- _Goal of the exercise_
Scan the data. Collect each line that contains the word "более".

------ Data listing ------

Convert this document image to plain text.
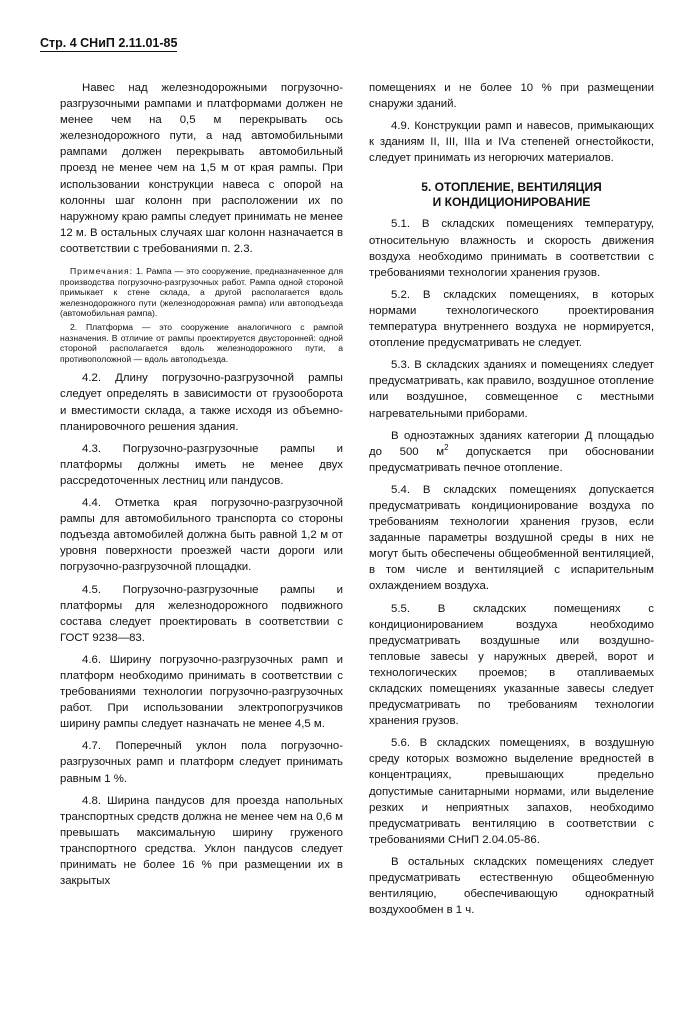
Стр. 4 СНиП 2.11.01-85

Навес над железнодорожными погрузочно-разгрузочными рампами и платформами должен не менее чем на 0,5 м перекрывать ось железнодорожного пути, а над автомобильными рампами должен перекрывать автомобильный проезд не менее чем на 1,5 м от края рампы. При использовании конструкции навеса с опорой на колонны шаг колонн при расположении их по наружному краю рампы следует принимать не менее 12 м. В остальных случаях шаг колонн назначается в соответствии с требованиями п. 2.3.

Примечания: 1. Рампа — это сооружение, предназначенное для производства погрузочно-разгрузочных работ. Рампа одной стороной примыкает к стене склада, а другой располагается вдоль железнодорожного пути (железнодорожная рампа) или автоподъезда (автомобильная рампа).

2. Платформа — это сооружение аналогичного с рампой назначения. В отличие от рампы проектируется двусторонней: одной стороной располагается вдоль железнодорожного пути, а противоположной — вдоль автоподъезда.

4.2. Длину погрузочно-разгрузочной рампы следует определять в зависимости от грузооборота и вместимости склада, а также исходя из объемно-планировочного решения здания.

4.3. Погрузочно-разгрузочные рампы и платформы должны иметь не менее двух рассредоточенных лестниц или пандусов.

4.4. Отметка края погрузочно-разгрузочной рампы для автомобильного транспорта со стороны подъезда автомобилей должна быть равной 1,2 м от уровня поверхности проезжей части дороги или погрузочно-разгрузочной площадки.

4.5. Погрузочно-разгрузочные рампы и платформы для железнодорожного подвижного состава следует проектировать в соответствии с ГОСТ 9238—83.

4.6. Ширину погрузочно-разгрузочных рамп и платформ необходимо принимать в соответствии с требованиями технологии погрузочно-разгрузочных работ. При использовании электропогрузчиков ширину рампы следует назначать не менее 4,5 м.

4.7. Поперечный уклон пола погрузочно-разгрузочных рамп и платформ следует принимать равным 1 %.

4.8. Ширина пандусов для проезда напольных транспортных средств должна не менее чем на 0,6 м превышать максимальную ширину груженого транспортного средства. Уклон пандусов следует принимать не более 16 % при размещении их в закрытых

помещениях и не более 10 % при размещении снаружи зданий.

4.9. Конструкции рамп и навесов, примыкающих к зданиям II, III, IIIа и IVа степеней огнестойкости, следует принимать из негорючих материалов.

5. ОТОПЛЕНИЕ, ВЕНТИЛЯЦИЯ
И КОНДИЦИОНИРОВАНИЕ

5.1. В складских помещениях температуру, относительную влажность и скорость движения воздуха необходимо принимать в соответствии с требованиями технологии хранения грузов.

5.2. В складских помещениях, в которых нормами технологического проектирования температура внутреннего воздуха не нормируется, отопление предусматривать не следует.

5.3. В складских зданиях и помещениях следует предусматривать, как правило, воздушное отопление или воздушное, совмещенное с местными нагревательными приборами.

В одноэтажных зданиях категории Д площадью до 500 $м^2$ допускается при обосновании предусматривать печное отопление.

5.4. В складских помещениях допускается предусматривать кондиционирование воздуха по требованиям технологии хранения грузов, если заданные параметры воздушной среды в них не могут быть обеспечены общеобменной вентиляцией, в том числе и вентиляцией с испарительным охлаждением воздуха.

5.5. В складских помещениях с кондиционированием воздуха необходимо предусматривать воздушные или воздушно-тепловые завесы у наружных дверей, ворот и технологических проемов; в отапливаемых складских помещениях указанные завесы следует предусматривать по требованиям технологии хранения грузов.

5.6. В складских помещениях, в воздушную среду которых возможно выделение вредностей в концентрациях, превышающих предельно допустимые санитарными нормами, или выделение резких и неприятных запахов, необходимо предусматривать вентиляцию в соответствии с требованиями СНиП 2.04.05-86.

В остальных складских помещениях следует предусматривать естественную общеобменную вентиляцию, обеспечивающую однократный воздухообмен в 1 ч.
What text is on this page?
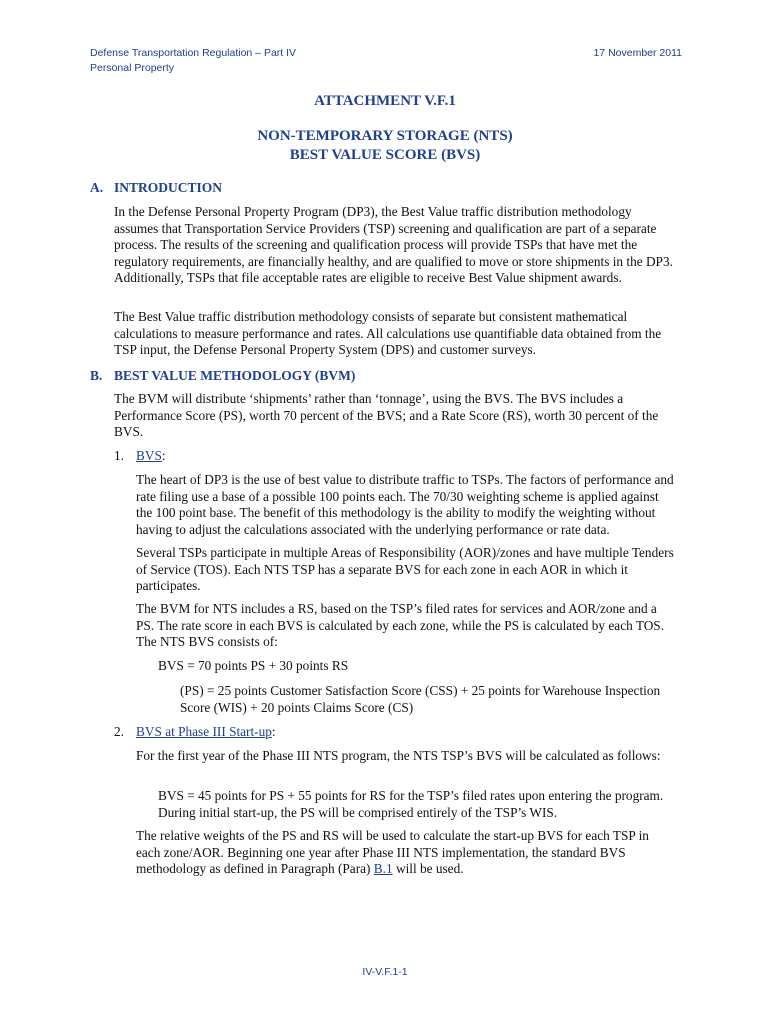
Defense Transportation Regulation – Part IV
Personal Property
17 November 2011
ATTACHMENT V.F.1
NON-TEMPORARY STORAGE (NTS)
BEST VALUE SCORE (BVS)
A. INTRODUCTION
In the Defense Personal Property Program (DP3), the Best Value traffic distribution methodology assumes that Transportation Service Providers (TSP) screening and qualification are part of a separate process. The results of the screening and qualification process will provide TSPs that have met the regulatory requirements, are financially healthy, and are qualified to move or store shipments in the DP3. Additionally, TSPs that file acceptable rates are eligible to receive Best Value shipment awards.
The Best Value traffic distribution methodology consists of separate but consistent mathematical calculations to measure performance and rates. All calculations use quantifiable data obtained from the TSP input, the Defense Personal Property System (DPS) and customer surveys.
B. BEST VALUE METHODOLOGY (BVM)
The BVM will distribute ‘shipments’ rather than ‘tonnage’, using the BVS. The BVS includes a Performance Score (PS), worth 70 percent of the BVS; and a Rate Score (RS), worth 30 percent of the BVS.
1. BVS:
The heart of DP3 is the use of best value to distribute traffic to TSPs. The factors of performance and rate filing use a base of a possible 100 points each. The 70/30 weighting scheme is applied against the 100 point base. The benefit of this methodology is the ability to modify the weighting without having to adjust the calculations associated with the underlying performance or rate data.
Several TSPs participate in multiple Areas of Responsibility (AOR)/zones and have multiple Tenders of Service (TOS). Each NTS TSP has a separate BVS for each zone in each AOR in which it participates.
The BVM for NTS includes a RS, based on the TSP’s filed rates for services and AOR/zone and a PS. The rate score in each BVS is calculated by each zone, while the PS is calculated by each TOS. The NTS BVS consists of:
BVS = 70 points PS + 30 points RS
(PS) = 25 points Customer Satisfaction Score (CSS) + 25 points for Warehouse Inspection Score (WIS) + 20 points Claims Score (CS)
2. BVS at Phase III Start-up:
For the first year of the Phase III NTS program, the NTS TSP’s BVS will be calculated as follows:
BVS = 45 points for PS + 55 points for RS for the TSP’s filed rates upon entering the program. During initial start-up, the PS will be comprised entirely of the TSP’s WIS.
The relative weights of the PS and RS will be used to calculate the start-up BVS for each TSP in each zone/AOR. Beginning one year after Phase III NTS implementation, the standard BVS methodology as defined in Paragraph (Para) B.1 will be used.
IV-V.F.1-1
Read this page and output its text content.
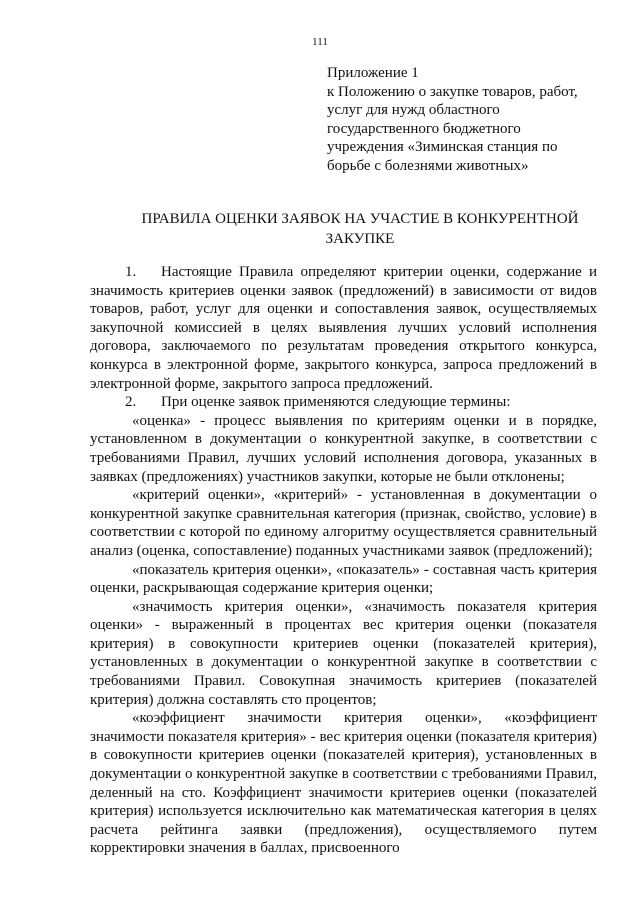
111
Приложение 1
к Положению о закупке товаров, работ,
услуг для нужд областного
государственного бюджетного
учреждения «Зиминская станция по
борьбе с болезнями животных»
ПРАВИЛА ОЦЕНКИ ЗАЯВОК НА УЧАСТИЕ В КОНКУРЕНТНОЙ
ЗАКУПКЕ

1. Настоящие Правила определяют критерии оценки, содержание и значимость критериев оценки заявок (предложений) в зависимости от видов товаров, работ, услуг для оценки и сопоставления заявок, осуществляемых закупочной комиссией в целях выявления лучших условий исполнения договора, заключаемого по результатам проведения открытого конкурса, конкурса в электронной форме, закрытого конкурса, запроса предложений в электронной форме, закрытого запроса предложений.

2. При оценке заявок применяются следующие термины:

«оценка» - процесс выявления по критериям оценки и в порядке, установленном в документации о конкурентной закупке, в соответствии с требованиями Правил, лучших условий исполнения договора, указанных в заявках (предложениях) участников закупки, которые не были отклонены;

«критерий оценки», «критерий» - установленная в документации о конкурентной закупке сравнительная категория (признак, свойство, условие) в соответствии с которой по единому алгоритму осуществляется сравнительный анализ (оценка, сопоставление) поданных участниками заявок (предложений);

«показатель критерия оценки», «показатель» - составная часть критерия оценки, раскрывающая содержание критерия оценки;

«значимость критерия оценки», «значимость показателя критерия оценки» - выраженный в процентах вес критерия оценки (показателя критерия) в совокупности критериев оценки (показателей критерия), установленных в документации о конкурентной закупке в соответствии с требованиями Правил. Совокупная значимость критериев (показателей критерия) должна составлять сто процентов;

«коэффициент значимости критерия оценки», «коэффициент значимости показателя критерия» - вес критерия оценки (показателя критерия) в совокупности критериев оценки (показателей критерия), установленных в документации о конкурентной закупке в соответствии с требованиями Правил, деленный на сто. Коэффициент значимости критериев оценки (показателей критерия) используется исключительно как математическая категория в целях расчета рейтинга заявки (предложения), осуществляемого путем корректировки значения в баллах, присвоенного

------

- _Result of this task_
4.8. Ширина пандусов для проезда напольных транспортных средств должна не менее чем на 0,6 м превышать максимальную ширину груженого транспортного средства. Уклон пандусов следует принимать не более 16 % при размещении их в закрытых
помещениях и не более 10 % при размещении снаружи зданий.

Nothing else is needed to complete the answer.